練習問題 ::
1. ハイプ曲線を扱った本文から、「ガートナーでは,IT動向の分」を含む語句で始まり「(安定期)を得ることになる。」で終わる箇所を、一字一句変えずに引用してください。
2. ハイプ曲線についての本文を読み、次の問いに答えてください。
(a) ハイプ曲線は、どのような状況をモデル化したグラフですか。
(b) メディアにバッシング記事が登場するのは、どの時期ですか。
(c) 世の中が冷静さを取り戻す時期は、何と呼ばれていますか。
++++ 本文
Gartner Column:第9回 ハイプ曲線でITの先を読む

【国内記事】 2001.07.30

 ガートナーでは,IT動向の分析のためにいくつかのツールを使用しているが,その中でも特に有名かつ有用なものがハイプ曲線だ。ハイプ曲線とは,IT構成要素に対する期待度が時間の経過と共に変化していく状況をモデル化したグラフである(図1)。ハイプ曲線をうまく活用することで,ベンダーの過剰宣伝に惑わされたり,重要テクノロジーの採用に出遅れたりするリスクを低減することができる。

図1:ハイプ曲線

 あるIT構成要素が世の中に登場すると,次第に期待度が上がっていく(黎明期),そして,多くのメディアやベンダーがそのIT構成要素の過剰宣伝を行なうようになると,世の中の期待は必要以上に高まってしまう(流行期)。いわゆるバブル状態であり,そのテクノロジーがあたかも万能であるように感じたり,採用しないと世の中から遅れてしまうのではというような強迫観念を感じたりする時期だ。その後,過剰な期待の反動が訪れる(反動期),メディアにバッシング記事が登場するのがこの時期だ。そして,世の中が冷静さを取り戻し(回復期),そのIT構成要素の適切な適用範囲,価値,限界を理解するようになって,そのITは本来の価値に見合った地位(安定期)を得ることになる。
++++++++
++++ 提示された情報
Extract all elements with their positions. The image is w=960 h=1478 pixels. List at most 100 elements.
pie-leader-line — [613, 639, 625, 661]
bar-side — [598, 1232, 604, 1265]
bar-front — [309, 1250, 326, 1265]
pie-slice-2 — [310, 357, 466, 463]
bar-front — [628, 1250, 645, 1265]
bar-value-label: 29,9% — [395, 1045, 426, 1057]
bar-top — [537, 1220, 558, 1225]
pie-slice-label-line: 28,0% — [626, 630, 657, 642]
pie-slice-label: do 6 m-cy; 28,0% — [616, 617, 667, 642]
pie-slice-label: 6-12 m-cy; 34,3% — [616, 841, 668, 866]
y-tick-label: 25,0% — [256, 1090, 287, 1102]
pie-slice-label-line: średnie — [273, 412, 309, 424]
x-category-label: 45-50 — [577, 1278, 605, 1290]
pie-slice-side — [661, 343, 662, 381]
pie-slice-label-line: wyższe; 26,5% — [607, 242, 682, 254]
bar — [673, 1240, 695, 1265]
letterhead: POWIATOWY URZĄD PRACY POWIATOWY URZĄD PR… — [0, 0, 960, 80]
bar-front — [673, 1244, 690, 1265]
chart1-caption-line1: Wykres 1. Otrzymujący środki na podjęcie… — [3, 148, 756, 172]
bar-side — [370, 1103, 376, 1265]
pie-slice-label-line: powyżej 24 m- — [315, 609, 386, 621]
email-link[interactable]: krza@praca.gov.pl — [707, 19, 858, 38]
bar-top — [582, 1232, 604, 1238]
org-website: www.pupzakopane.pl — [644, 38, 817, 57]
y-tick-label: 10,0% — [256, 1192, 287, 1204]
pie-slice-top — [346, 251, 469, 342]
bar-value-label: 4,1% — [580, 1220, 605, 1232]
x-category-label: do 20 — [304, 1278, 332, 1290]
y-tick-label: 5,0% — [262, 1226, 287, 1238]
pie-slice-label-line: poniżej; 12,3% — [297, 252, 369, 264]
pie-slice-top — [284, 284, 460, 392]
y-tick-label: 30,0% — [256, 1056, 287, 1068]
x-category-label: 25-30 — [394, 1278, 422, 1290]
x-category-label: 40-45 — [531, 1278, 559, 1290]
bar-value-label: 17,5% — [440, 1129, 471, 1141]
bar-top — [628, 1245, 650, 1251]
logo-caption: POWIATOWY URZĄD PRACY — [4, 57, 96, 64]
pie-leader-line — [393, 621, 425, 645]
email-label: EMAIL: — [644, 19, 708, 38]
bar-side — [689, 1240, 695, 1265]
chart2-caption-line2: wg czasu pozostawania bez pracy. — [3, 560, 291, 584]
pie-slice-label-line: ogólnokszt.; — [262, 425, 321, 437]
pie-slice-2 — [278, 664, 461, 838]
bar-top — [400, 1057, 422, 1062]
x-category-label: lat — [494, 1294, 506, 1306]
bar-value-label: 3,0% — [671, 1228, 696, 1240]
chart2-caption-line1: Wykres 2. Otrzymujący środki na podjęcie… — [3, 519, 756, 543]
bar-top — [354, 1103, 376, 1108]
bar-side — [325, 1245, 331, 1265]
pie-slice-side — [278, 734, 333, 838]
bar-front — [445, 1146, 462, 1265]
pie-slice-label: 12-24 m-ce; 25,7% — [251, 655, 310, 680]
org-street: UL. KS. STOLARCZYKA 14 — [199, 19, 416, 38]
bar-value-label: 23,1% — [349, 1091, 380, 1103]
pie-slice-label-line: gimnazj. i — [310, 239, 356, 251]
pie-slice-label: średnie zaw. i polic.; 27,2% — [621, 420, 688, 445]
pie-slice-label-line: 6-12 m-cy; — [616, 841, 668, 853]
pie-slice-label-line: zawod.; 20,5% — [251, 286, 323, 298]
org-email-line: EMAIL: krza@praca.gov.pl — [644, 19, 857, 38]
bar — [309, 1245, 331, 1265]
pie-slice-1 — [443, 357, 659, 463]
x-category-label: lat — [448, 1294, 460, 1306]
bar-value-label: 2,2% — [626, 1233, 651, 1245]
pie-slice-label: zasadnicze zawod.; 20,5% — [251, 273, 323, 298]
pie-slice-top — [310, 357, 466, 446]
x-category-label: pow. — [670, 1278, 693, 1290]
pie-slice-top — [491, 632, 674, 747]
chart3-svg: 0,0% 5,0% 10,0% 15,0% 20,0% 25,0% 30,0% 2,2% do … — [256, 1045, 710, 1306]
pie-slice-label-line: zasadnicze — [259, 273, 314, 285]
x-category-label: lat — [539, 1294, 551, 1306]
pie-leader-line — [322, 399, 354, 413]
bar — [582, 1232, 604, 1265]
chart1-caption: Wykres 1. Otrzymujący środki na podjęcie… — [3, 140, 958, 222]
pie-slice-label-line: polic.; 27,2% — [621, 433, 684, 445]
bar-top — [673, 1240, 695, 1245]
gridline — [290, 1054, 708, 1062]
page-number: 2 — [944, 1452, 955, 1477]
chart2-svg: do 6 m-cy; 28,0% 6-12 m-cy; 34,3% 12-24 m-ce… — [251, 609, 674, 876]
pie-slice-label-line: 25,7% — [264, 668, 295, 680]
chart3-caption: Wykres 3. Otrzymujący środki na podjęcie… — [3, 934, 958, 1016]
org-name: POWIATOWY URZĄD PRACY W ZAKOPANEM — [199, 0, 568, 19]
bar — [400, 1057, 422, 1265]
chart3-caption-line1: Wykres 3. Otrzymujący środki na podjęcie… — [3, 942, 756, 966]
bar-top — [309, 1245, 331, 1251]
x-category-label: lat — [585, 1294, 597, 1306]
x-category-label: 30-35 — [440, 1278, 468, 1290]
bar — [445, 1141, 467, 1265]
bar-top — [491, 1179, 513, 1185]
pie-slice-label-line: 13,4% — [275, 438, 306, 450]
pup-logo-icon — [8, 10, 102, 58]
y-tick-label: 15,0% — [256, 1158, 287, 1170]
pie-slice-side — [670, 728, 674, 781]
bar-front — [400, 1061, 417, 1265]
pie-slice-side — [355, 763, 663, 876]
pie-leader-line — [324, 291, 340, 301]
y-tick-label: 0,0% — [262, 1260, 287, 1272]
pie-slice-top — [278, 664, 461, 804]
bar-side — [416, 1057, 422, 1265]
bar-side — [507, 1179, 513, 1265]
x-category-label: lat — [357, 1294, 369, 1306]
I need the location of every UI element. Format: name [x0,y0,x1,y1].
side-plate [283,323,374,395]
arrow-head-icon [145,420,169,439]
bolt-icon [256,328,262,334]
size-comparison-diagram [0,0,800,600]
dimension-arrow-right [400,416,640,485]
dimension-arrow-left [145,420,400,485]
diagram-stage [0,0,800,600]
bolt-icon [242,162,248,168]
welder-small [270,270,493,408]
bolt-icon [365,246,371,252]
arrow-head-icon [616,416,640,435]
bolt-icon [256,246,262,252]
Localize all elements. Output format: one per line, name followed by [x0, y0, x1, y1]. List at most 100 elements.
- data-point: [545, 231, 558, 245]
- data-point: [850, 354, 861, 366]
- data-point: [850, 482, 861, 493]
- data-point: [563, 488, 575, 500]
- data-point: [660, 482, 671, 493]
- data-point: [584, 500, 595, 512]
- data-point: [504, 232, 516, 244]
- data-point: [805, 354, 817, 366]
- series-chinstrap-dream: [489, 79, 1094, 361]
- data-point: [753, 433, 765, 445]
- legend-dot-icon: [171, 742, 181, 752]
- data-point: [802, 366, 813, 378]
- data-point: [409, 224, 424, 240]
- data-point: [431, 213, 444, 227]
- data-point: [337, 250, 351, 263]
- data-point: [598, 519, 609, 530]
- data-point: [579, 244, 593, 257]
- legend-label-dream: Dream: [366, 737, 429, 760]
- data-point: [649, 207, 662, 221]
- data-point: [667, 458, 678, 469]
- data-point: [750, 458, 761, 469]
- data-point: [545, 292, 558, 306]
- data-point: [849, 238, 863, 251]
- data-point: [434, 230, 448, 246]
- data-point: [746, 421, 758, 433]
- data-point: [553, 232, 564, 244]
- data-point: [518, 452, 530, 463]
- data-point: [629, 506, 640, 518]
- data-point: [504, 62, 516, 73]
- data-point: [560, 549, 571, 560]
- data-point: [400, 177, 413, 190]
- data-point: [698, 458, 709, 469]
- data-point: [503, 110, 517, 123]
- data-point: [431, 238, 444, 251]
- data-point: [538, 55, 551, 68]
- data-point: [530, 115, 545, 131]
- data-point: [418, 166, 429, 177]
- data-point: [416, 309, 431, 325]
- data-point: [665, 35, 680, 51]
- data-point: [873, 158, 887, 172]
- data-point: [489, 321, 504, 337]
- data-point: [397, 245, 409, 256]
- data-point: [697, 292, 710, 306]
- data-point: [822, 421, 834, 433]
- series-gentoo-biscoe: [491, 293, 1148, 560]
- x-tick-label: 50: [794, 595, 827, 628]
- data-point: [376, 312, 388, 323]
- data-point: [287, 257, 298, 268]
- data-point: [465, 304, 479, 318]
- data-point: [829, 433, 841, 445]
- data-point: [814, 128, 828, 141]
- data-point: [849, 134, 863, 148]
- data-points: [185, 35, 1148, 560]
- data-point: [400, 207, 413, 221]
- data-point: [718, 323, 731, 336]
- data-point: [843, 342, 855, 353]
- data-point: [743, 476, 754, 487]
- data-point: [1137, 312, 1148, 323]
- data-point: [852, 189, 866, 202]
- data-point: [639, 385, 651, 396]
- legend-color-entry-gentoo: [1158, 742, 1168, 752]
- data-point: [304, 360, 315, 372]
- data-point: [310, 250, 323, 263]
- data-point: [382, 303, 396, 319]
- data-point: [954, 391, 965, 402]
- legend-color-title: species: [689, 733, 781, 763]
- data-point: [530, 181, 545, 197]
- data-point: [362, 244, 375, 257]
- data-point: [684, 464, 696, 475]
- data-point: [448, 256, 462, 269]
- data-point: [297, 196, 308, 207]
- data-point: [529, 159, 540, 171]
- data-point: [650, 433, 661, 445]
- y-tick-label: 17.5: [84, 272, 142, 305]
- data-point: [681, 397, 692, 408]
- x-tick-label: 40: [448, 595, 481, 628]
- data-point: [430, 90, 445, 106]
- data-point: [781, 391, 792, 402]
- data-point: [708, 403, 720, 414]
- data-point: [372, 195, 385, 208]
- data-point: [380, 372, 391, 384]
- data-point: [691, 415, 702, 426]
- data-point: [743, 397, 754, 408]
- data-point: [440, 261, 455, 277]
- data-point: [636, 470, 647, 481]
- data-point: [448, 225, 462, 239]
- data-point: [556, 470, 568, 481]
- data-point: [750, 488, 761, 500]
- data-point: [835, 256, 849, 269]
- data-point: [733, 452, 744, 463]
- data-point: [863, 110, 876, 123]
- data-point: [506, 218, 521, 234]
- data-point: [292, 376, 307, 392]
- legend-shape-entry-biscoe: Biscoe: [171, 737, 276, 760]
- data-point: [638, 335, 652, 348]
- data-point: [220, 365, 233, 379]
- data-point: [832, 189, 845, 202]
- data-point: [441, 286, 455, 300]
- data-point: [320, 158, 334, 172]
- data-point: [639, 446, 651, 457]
++++++++
各問の解答 ::
1.
ガートナーでは,IT動向の分析のためにいくつかのツールを使用しているが,その中でも特に有名かつ有用なものがハイプ曲線だ。ハイプ曲線とは,IT構成要素に対する期待度が時間の経過と共に変化していく状況をモデル化したグラフである(図1)。ハイプ曲線をうまく活用することで,ベンダーの過剰宣伝に惑わされたり,重要テクノロジーの採用に出遅れたりするリスクを低減することができる。

図1:ハイプ曲線

 あるIT構成要素が世の中に登場すると,次第に期待度が上がっていく(黎明期),そして,多くのメディアやベンダーがそのIT構成要素の過剰宣伝を行なうようになると,世の中の期待は必要以上に高まってしまう(流行期)。いわゆるバブル状態であり,そのテクノロジーがあたかも万能であるように感じたり,採用しないと世の中から遅れてしまうのではというような強迫観念を感じたりする時期だ。その後,過剰な期待の反動が訪れる(反動期),メディアにバッシング記事が登場するのがこの時期だ。そして,世の中が冷静さを取り戻し(回復期),そのIT構成要素の適切な適用範囲,価値,限界を理解するようになって,そのITは本来の価値に見合った地位(安定期)を得ることになる。

2.
(a) IT構成要素に対する期待度が時間の経過と共に変化していく状況をモデル化したグラフです。
(b) 過剰な期待の反動が訪れる反動期です。
(c) 回復期と呼ばれています。